> **TO BE DONE**
In the material below, list every line carrying the string "this".

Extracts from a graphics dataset
* * *

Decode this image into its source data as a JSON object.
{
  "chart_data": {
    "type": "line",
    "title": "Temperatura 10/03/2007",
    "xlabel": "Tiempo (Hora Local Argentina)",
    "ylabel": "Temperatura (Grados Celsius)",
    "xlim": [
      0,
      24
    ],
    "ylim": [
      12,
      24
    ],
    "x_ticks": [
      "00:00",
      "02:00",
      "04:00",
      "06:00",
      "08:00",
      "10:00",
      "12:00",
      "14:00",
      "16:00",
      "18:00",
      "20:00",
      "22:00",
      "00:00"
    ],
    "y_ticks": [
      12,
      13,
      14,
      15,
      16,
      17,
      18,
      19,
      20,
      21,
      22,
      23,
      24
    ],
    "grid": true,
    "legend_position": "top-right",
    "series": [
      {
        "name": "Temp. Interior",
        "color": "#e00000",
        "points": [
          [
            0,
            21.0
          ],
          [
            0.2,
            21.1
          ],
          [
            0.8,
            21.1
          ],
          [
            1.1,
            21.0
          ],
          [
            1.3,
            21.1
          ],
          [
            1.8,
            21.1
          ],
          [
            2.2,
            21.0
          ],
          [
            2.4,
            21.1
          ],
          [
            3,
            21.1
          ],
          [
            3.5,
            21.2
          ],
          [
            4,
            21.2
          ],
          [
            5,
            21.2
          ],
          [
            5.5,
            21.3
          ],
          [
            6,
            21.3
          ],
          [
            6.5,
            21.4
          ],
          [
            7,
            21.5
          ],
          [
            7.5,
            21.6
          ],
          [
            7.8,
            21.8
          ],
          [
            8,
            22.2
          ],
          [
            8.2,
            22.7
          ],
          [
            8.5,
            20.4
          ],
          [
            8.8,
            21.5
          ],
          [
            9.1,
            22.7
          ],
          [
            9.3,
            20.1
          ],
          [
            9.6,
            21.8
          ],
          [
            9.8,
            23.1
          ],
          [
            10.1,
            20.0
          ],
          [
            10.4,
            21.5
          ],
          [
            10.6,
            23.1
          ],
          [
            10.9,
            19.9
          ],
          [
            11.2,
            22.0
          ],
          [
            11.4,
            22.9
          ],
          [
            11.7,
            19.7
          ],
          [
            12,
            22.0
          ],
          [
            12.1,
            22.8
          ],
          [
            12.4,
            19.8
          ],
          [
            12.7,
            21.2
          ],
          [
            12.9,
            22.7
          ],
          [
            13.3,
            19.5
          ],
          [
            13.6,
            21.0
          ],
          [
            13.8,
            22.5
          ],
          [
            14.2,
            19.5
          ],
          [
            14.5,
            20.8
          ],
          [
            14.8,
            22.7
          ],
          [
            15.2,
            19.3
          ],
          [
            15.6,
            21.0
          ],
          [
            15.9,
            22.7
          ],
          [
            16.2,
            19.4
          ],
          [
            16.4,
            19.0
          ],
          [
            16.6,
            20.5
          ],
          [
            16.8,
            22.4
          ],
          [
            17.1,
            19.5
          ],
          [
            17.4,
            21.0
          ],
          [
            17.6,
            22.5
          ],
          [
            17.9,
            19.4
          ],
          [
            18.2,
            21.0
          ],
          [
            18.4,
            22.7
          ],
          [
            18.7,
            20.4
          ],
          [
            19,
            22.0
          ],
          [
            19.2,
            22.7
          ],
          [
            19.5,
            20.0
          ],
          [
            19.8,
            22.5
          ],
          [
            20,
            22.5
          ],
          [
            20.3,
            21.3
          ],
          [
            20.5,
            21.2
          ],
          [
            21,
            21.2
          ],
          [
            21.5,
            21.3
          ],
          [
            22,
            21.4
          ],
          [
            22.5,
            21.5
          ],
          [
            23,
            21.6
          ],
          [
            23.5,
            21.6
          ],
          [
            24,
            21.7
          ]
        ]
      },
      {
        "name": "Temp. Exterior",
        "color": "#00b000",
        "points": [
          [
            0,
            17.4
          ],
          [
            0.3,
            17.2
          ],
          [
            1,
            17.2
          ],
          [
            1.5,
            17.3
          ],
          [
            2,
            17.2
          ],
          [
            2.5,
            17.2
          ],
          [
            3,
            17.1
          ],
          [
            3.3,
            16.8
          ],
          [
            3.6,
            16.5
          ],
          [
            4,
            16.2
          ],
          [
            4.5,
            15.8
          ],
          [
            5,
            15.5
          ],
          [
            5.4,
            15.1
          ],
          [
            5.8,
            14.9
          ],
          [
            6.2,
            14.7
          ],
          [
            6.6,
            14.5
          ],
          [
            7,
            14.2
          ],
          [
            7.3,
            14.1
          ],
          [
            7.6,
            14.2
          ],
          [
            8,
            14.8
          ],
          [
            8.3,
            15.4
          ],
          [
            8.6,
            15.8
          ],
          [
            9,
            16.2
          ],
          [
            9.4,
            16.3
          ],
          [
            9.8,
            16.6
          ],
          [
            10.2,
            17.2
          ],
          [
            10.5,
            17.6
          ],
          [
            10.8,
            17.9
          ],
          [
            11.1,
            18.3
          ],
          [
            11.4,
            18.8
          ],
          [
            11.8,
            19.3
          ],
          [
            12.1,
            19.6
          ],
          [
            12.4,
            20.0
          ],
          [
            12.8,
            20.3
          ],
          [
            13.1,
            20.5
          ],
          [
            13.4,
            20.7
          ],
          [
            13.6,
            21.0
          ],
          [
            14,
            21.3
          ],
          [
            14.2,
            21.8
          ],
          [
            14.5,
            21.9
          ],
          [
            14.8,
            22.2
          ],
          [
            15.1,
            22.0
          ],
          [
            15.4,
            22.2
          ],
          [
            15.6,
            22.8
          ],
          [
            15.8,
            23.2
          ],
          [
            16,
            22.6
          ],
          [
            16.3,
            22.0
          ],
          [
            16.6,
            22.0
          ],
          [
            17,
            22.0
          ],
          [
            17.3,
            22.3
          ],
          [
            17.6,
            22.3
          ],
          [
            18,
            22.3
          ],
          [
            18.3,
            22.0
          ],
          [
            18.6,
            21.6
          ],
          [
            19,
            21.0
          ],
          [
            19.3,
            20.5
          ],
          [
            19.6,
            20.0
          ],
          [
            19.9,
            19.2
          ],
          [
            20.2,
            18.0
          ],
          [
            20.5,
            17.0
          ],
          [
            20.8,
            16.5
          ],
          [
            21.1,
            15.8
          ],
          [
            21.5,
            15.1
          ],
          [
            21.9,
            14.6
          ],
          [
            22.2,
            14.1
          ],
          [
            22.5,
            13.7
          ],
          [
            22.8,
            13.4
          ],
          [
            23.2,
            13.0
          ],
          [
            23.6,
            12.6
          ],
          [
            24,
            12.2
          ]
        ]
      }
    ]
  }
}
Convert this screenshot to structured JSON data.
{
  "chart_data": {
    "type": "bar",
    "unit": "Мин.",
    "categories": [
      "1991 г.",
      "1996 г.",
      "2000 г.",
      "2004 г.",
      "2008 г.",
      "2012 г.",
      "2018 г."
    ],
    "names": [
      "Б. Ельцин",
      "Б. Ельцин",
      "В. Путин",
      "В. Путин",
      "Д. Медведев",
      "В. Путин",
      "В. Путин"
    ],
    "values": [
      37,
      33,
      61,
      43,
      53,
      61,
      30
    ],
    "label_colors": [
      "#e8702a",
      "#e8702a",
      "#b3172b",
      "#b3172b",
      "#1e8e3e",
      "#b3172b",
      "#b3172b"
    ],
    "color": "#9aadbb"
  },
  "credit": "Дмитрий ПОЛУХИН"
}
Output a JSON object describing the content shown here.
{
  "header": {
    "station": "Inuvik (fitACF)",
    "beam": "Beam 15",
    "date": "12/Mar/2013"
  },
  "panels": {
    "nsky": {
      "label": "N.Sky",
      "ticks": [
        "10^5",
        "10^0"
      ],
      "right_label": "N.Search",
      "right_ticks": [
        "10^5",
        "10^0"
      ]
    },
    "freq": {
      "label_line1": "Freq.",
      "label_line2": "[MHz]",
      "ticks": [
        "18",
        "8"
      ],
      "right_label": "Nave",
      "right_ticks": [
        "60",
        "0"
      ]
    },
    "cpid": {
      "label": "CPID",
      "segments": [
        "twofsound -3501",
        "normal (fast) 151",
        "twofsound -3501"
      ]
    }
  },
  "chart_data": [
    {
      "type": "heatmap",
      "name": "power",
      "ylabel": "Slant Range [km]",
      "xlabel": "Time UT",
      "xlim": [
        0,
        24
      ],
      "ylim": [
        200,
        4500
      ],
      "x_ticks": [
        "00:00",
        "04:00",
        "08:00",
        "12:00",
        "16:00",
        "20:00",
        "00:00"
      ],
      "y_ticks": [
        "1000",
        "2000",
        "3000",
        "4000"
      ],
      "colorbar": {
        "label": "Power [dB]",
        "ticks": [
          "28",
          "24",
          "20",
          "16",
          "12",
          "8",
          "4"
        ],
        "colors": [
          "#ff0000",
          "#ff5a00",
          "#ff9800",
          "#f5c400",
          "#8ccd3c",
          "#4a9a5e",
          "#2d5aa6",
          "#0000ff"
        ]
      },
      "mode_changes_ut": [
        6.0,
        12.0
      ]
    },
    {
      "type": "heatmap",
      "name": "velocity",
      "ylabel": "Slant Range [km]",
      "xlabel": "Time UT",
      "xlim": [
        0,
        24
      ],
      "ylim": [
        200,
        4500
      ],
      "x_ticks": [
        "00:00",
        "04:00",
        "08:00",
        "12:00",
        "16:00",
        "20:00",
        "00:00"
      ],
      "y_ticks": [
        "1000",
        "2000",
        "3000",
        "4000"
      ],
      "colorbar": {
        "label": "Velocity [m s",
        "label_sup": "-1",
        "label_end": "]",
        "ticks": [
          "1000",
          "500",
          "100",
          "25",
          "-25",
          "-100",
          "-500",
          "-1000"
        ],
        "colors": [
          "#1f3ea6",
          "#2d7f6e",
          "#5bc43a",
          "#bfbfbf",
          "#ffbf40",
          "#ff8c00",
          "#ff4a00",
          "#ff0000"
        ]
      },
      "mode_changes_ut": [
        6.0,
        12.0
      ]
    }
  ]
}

* * *

> **SOLUTION**
Decode this image into its source data as a JSON object.
Convert this screenshot to structured JSON data.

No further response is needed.